ESTRATTO FORNITO –
================

Io credo che l’idea del suicidio dia fastidio a tutti, anche se personalmente sono d’accordo con Friedrich Nietzsche, Al di là del bene e del male, Sentenze e Intermezzi 157, che diceva che il pensiero del suicidio è un energico mezzo di conforto con cui si può arrivare a capo di molte cattive notti. E sono d’accordo anche con il Principe di Salina, che in Il Gattopardo dice, finché c’è morte c’è speranza.
E credo che in questo caso i reggicoda del sistema sociale in cui viviamo siano stati felici di potersi mettere d’accordo per trovare le motivazioni del non poterne più di quei 15 su 100000 invece che dei 40 su 100000, e nel mettersi a parlare delle condizioni lavorative degli impiegati che non sono più una categoria privilegiata ma si stanno proletarizzando mentre i proletari si sottoproletarizzano, che così non si parla del resto, cioè di quello che ci tocca beccarci dai giornali dalla tele dalle radio al supermercato al cinema per strada e dappertutto e per esempio non si parla delle slot machine in tutti i bar e dei bambini rincoglioniti dai videogiochi e dei vecchi con badante dovunque e degli obesi dovunque e delle allergie e delle intolleranze e del diabete in crescendo e della pubblicità che non ti molla un momento e dei Gratta e Vinci anche negli uffici postali insomma delle condizioni dell’esistenza in generale.

================

OBIETTIVO –
Rispondi alle domande sull'estratto fornito.
1. Da quale opera di Friedrich Nietzsche è tratto il pensiero citato?
2. Quale personaggio del Gattopardo dice «finché c'è morte c'è speranza»?
3. Secondo l'estratto, in quali uffici si trovano anche i Gratta e Vinci?
Per rispondere basatevi esclusivamente sull'estratto.

[Voci sulla posizione degli elementi]
================

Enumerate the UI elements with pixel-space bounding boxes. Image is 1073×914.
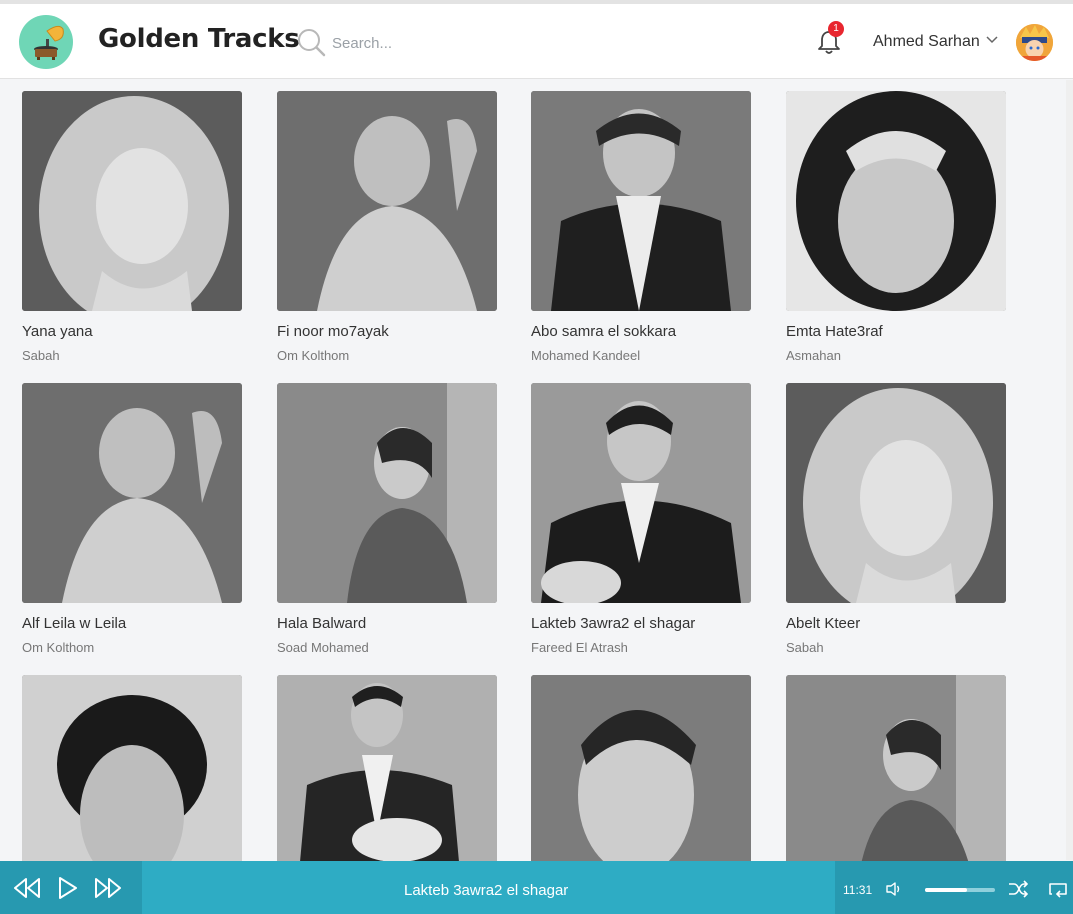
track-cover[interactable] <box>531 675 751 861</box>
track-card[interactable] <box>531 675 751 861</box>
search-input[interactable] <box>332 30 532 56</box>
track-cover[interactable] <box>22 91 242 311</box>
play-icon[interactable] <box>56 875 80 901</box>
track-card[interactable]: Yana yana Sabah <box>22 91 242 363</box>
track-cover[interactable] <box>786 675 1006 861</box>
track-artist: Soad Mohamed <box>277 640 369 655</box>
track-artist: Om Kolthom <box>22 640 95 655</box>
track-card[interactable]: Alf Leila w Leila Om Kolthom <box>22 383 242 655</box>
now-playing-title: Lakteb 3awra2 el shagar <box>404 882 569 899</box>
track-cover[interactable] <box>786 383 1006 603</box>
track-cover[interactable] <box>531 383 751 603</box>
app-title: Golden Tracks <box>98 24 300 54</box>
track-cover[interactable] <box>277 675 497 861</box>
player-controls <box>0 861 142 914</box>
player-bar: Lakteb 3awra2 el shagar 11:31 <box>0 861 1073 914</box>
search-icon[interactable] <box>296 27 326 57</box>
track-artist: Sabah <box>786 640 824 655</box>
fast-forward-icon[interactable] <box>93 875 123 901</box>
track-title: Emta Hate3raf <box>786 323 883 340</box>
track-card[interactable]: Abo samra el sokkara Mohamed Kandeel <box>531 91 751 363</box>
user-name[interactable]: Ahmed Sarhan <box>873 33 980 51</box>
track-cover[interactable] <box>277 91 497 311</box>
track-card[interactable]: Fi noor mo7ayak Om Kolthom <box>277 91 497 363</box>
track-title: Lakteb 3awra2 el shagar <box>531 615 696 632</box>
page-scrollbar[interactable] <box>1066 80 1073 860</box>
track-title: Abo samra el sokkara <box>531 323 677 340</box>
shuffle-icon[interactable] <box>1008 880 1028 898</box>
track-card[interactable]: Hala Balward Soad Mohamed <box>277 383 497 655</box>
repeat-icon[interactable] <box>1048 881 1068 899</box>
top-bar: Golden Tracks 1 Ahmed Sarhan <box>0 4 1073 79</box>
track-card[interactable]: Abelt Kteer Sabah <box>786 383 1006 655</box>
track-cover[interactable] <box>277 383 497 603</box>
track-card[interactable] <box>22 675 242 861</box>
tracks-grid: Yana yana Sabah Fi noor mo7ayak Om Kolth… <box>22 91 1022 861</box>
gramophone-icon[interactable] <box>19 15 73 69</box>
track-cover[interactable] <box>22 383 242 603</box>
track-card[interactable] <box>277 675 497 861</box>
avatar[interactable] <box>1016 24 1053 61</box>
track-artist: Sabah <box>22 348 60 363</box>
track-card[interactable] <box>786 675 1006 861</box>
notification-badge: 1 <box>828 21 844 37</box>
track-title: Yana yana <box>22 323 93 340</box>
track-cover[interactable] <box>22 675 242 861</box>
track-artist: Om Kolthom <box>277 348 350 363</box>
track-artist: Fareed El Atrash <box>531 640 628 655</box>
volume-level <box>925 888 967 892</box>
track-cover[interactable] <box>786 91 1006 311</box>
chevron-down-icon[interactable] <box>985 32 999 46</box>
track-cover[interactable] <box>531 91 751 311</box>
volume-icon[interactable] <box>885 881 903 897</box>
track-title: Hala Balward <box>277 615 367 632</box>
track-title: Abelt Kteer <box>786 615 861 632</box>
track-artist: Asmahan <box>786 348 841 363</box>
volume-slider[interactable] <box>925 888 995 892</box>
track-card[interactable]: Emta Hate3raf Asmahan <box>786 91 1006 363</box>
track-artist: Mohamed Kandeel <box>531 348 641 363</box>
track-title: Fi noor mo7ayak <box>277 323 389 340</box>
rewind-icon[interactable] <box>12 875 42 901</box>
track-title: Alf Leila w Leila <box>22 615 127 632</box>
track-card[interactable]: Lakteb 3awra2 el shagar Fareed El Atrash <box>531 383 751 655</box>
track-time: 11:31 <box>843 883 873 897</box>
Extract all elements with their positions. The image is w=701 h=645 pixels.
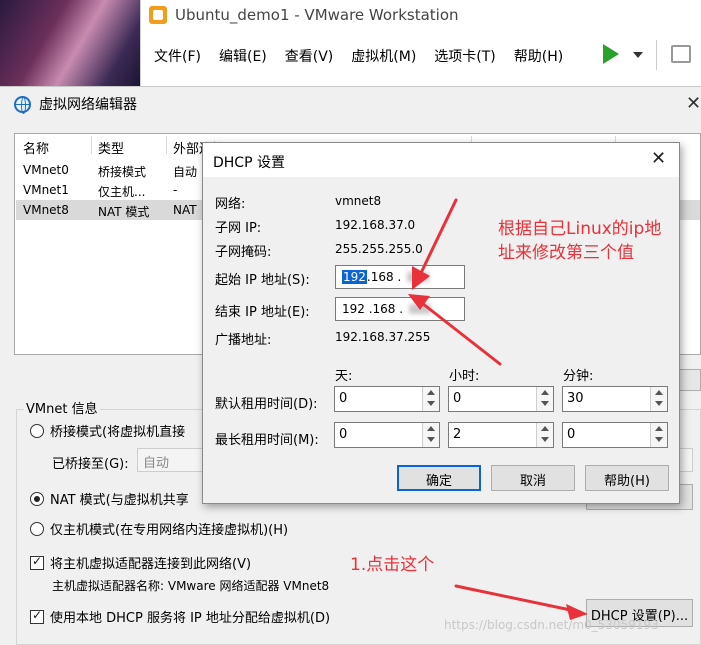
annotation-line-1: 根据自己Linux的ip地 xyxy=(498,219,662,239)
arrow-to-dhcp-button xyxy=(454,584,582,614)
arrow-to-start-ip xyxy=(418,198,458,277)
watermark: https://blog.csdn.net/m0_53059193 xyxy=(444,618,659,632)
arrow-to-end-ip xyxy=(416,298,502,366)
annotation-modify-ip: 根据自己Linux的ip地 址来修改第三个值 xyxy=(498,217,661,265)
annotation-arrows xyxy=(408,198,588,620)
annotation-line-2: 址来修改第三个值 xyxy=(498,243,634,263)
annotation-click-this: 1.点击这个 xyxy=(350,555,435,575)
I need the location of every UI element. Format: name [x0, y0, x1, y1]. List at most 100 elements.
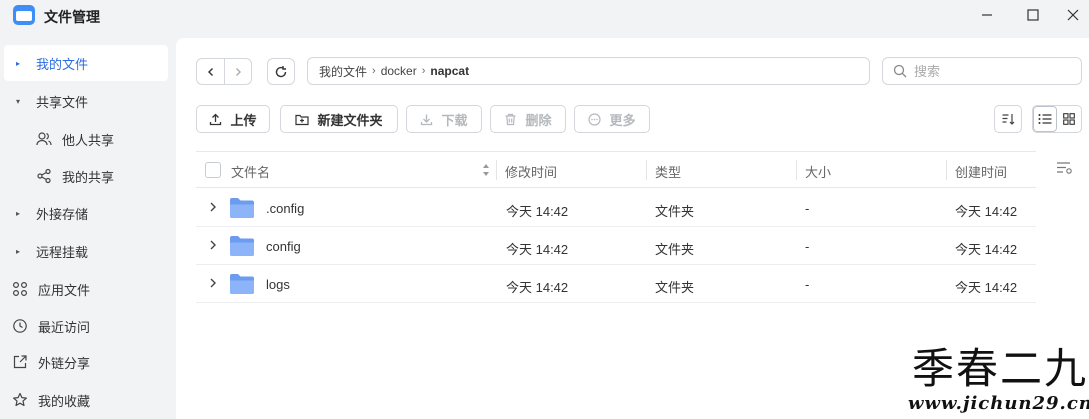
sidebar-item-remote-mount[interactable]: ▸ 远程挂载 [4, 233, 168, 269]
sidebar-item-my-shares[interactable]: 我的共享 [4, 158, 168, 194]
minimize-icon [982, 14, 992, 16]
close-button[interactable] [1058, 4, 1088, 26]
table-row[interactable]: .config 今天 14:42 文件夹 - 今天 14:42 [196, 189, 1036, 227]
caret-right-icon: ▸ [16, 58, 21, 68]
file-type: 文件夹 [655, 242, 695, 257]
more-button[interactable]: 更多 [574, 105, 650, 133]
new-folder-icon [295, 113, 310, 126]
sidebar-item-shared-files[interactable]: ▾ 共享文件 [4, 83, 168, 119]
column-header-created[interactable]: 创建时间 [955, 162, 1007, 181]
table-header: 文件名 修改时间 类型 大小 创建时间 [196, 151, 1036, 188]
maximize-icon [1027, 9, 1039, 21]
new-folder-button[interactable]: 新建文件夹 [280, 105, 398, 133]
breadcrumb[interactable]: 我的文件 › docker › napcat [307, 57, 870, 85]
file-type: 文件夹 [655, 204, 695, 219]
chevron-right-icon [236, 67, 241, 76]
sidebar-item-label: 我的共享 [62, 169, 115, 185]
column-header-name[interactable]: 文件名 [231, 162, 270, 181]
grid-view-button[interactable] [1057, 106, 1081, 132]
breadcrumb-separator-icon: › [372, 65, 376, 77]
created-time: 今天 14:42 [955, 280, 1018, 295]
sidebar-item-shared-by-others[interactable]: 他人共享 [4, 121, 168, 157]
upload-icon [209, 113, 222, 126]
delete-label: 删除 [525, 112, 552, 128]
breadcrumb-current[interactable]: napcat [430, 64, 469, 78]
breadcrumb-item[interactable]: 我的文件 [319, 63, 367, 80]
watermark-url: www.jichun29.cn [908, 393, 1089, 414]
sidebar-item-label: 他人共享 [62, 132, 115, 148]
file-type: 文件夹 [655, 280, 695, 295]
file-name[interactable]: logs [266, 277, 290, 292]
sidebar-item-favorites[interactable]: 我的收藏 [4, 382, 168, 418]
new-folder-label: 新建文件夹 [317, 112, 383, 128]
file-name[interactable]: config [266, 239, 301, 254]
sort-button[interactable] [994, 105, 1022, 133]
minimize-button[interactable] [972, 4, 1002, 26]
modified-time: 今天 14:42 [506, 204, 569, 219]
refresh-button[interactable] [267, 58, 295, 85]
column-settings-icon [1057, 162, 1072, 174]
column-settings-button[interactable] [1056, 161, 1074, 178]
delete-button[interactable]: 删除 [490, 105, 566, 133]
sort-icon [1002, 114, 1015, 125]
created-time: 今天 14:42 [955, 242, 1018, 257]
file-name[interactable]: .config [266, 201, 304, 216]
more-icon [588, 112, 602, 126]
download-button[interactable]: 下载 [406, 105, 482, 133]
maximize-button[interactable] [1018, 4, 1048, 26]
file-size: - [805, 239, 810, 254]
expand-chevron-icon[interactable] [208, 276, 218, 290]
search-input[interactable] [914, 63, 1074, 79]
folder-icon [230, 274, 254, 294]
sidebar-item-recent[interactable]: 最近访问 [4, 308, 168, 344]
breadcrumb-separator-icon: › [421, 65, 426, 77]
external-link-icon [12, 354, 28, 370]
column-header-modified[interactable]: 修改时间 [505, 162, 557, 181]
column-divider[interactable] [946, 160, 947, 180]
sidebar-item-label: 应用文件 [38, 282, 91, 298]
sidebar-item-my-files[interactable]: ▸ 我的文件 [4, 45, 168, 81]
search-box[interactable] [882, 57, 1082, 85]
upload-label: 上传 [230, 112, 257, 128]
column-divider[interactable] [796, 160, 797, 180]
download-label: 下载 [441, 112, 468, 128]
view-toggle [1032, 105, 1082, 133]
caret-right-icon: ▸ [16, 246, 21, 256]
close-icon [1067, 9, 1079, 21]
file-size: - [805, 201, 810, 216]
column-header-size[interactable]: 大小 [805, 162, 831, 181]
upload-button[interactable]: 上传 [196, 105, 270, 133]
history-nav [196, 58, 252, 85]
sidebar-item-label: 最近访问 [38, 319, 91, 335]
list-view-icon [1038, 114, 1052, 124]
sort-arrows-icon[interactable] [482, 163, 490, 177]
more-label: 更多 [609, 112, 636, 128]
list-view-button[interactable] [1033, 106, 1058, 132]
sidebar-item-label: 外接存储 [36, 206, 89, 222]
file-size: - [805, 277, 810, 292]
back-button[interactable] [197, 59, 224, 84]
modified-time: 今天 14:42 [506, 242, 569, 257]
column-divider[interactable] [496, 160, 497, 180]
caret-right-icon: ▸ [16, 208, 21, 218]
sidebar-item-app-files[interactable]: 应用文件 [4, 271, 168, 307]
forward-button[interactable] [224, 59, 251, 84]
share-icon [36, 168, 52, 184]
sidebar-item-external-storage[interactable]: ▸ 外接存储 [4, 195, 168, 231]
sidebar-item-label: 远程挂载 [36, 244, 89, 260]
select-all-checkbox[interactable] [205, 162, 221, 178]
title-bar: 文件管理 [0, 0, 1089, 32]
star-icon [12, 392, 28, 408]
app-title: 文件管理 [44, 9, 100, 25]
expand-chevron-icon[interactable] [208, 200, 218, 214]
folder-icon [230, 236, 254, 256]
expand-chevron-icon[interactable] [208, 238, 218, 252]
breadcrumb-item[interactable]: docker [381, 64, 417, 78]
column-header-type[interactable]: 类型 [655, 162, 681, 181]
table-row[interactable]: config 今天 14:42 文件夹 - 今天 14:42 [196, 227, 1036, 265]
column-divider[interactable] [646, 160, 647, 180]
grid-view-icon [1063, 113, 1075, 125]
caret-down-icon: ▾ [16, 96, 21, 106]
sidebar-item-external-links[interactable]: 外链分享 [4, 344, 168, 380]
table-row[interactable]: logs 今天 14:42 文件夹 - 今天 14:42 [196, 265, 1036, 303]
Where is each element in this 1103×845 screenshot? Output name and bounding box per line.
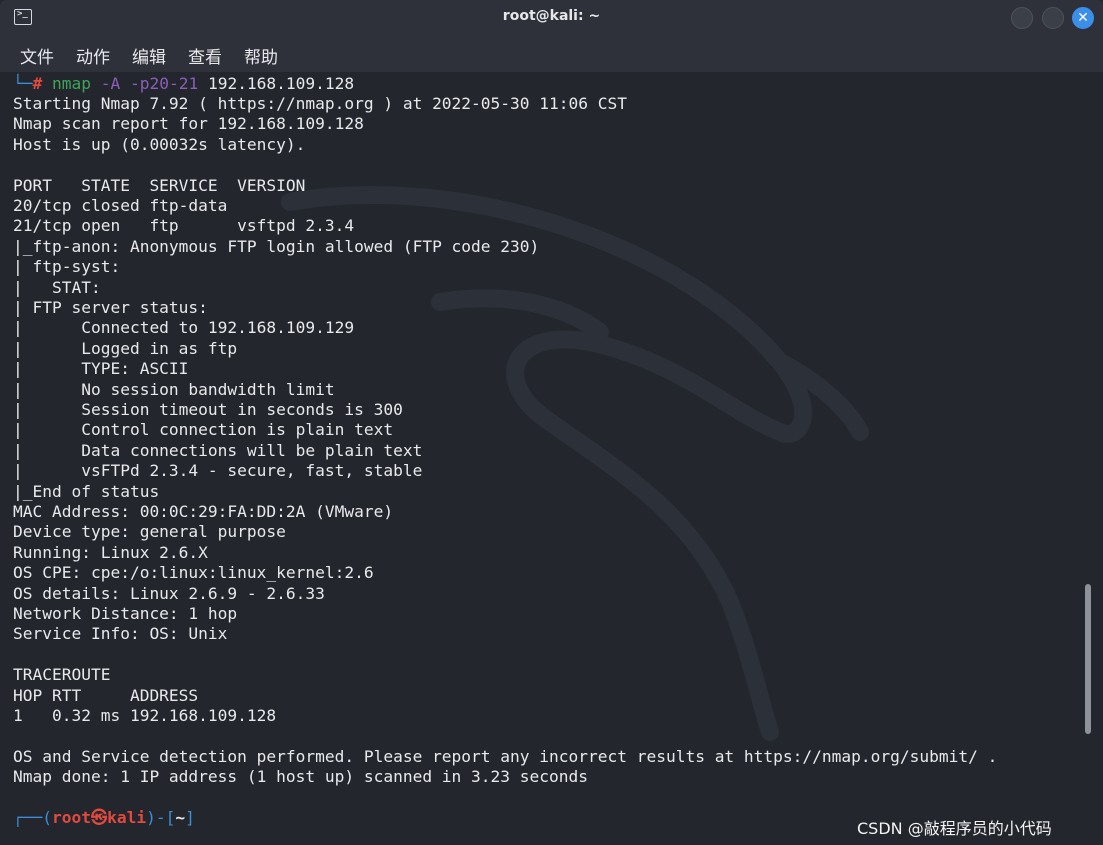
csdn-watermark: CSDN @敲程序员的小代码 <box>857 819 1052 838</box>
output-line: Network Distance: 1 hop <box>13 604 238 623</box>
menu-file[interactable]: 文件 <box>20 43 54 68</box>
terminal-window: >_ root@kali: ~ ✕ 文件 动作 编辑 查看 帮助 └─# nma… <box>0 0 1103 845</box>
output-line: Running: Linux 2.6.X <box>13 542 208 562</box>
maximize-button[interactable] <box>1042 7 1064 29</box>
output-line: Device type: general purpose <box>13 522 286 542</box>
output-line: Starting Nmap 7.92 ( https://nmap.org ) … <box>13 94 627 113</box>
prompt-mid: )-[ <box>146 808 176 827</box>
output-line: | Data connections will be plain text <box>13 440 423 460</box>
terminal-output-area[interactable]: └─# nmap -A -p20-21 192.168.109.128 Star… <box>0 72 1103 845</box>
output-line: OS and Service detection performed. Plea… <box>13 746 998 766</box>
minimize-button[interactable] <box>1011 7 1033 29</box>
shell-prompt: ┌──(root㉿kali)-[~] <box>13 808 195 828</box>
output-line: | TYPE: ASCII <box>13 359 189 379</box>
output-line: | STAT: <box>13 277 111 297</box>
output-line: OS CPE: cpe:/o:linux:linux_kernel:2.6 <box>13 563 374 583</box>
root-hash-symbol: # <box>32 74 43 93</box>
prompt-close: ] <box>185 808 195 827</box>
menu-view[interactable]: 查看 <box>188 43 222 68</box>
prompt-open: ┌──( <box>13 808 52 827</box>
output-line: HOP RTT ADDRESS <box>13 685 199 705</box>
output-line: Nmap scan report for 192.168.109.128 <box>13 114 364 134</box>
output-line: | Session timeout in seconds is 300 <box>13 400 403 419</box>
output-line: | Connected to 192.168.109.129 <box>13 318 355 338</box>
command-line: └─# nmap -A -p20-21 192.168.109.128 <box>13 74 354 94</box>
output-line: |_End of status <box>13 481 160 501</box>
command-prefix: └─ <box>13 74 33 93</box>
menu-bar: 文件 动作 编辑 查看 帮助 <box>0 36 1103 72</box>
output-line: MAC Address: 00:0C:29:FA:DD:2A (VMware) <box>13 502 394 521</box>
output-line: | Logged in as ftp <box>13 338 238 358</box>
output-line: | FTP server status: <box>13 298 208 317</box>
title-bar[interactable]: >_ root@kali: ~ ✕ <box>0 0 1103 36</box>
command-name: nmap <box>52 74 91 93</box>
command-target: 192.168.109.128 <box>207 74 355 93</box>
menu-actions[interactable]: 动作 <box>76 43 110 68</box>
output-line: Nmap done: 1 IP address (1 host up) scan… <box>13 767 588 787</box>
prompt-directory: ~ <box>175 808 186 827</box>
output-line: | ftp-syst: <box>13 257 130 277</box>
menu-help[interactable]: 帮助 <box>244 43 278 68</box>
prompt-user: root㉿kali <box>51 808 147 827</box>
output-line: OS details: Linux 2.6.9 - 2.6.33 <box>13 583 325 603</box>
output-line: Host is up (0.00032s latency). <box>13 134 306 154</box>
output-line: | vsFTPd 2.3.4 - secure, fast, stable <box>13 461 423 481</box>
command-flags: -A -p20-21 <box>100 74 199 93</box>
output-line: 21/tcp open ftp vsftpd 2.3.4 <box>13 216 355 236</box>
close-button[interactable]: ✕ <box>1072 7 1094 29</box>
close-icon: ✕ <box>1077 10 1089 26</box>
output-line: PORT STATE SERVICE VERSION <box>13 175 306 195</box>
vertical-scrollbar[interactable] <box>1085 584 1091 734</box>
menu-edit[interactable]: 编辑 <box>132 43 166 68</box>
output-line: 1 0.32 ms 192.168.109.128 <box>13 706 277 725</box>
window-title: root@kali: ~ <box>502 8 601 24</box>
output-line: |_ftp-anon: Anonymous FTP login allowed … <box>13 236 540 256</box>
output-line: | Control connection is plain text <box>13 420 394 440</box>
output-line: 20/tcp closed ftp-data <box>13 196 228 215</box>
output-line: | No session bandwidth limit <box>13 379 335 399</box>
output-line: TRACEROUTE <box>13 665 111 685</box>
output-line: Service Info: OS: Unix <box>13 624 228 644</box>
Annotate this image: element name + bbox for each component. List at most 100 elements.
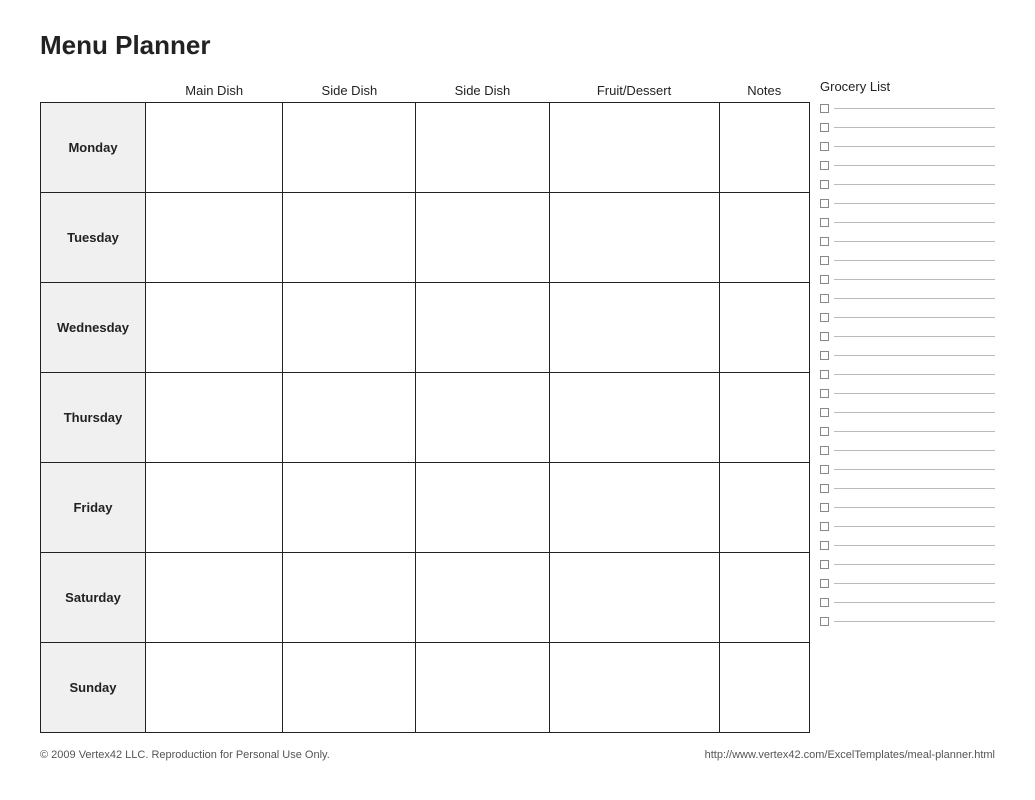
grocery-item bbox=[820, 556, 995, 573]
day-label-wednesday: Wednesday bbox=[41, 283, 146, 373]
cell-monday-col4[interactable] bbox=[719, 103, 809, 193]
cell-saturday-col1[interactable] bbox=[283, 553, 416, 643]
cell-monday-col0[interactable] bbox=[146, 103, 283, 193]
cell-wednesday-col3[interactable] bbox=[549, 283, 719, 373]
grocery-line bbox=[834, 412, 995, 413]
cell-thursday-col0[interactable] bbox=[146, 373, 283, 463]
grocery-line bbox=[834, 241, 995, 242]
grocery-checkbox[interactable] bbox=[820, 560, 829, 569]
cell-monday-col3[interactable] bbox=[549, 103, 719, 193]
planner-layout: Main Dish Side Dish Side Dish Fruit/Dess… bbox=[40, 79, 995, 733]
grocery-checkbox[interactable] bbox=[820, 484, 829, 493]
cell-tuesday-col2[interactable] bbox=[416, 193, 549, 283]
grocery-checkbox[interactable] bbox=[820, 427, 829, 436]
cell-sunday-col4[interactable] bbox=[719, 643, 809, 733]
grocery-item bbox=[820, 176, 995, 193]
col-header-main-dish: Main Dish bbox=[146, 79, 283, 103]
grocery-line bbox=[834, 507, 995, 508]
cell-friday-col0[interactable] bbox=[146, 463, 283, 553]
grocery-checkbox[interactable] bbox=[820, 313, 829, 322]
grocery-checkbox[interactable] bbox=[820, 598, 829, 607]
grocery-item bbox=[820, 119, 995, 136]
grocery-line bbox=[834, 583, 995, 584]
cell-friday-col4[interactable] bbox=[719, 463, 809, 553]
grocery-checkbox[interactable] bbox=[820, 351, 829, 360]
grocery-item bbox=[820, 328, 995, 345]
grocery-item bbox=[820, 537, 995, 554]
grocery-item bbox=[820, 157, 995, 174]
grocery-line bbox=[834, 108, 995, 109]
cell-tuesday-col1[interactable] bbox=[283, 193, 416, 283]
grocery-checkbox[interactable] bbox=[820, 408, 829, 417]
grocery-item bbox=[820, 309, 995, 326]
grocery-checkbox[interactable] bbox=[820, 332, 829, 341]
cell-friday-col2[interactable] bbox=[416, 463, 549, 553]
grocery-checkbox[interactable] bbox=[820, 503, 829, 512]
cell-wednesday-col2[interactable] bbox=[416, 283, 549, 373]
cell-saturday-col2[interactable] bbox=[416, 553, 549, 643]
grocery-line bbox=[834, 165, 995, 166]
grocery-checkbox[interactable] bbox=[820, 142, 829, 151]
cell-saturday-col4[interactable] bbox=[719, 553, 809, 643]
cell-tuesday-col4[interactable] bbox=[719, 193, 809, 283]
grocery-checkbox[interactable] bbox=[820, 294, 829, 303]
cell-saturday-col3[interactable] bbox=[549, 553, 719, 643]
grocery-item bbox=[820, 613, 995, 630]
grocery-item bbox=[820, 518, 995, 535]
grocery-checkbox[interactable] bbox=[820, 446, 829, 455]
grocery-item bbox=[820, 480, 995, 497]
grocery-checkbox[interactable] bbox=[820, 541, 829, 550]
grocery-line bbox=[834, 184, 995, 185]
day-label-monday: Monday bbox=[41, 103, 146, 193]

================

SOLUZIONE DELL'ESERCIZIO –
1. Da «Al di là del bene e del male», Sentenze e Intermezzi 157.
2. Il Principe di Salina.
3. Negli uffici postali.